Collected data:

+ + + +

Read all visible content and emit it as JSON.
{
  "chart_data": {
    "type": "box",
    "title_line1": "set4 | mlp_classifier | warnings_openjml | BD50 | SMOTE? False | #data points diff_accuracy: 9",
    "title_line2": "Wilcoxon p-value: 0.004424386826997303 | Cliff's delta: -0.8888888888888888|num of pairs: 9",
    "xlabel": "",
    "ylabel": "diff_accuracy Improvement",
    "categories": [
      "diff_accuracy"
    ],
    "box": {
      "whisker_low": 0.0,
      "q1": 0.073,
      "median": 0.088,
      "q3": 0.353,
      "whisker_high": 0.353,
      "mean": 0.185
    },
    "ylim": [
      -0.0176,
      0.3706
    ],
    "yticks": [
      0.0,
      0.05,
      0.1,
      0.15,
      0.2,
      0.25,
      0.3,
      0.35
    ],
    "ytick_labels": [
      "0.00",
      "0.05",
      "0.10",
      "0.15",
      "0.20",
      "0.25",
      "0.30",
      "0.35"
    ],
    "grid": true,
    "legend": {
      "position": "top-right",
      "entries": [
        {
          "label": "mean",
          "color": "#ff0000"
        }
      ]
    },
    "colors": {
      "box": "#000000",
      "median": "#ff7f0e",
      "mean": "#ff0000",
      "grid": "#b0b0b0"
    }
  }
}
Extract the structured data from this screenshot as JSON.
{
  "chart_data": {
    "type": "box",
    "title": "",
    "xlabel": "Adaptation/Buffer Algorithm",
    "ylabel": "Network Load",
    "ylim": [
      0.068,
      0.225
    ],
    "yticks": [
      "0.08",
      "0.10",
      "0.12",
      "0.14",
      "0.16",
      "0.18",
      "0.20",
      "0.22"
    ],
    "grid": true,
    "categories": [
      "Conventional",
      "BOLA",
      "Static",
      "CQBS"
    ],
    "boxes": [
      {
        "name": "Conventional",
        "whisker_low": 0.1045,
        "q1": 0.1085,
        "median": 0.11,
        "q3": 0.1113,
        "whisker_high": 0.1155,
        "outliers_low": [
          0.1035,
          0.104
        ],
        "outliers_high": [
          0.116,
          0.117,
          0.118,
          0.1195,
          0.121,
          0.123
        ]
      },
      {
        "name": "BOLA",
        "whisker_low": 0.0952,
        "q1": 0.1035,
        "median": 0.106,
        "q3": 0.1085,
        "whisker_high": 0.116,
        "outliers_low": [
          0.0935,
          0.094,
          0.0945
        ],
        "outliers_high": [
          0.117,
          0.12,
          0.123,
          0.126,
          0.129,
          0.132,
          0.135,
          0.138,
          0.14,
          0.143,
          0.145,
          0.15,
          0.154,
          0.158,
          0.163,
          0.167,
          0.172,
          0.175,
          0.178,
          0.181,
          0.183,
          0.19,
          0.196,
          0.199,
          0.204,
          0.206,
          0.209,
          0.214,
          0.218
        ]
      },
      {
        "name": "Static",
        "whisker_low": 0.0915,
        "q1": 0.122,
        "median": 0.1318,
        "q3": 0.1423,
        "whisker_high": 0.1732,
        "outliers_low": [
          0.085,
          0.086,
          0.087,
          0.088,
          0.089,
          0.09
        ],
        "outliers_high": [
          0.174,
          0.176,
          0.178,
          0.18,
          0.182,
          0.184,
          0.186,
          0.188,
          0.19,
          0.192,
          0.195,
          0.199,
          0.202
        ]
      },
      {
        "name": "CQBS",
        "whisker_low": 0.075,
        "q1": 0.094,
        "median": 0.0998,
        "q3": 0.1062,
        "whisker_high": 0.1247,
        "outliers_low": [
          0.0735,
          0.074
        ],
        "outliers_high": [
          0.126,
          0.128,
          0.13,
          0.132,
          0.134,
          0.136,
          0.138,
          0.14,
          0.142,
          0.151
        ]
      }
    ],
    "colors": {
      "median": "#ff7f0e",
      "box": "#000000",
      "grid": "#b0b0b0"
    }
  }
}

+ + + +

JOB: Please set down each line of the records exactly as given.

SOLUTION:
Read all visible content and emit it as JSON.
{
  "chart_data": {
    "type": "box",
    "title_line1": "set4 | mlp_classifier | warnings_openjml | BD50 | SMOTE? False | #data points diff_accuracy: 9",
    "title_line2": "Wilcoxon p-value: 0.004424386826997303 | Cliff's delta: -0.8888888888888888|num of pairs: 9",
    "xlabel": "",
    "ylabel": "diff_accuracy Improvement",
    "categories": [
      "diff_accuracy"
    ],
    "box": {
      "whisker_low": 0.0,
      "q1": 0.073,
      "median": 0.088,
      "q3": 0.353,
      "whisker_high": 0.353,
      "mean": 0.185
    },
    "ylim": [
      -0.0176,
      0.3706
    ],
    "yticks": [
      0.0,
      0.05,
      0.1,
      0.15,
      0.2,
      0.25,
      0.3,
      0.35
    ],
    "ytick_labels": [
      "0.00",
      "0.05",
      "0.10",
      "0.15",
      "0.20",
      "0.25",
      "0.30",
      "0.35"
    ],
    "grid": true,
    "legend": {
      "position": "top-right",
      "entries": [
        {
          "label": "mean",
          "color": "#ff0000"
        }
      ]
    },
    "colors": {
      "box": "#000000",
      "median": "#ff7f0e",
      "mean": "#ff0000",
      "grid": "#b0b0b0"
    }
  }
}
Extract the structured data from this screenshot as JSON.
{
  "chart_data": {
    "type": "box",
    "title": "",
    "xlabel": "Adaptation/Buffer Algorithm",
    "ylabel": "Network Load",
    "ylim": [
      0.068,
      0.225
    ],
    "yticks": [
      "0.08",
      "0.10",
      "0.12",
      "0.14",
      "0.16",
      "0.18",
      "0.20",
      "0.22"
    ],
    "grid": true,
    "categories": [
      "Conventional",
      "BOLA",
      "Static",
      "CQBS"
    ],
    "boxes": [
      {
        "name": "Conventional",
        "whisker_low": 0.1045,
        "q1": 0.1085,
        "median": 0.11,
        "q3": 0.1113,
        "whisker_high": 0.1155,
        "outliers_low": [
          0.1035,
          0.104
        ],
        "outliers_high": [
          0.116,
          0.117,
          0.118,
          0.1195,
          0.121,
          0.123
        ]
      },
      {
        "name": "BOLA",
        "whisker_low": 0.0952,
        "q1": 0.1035,
        "median": 0.106,
        "q3": 0.1085,
        "whisker_high": 0.116,
        "outliers_low": [
          0.0935,
          0.094,
          0.0945
        ],
        "outliers_high": [
          0.117,
          0.12,
          0.123,
          0.126,
          0.129,
          0.132,
          0.135,
          0.138,
          0.14,
          0.143,
          0.145,
          0.15,
          0.154,
          0.158,
          0.163,
          0.167,
          0.172,
          0.175,
          0.178,
          0.181,
          0.183,
          0.19,
          0.196,
          0.199,
          0.204,
          0.206,
          0.209,
          0.214,
          0.218
        ]
      },
      {
        "name": "Static",
        "whisker_low": 0.0915,
        "q1": 0.122,
        "median": 0.1318,
        "q3": 0.1423,
        "whisker_high": 0.1732,
        "outliers_low": [
          0.085,
          0.086,
          0.087,
          0.088,
          0.089,
          0.09
        ],
        "outliers_high": [
          0.174,
          0.176,
          0.178,
          0.18,
          0.182,
          0.184,
          0.186,
          0.188,
          0.19,
          0.192,
          0.195,
          0.199,
          0.202
        ]
      },
      {
        "name": "CQBS",
        "whisker_low": 0.075,
        "q1": 0.094,
        "median": 0.0998,
        "q3": 0.1062,
        "whisker_high": 0.1247,
        "outliers_low": [
          0.0735,
          0.074
        ],
        "outliers_high": [
          0.126,
          0.128,
          0.13,
          0.132,
          0.134,
          0.136,
          0.138,
          0.14,
          0.142,
          0.151
        ]
      }
    ],
    "colors": {
      "median": "#ff7f0e",
      "box": "#000000",
      "grid": "#b0b0b0"
    }
  }
}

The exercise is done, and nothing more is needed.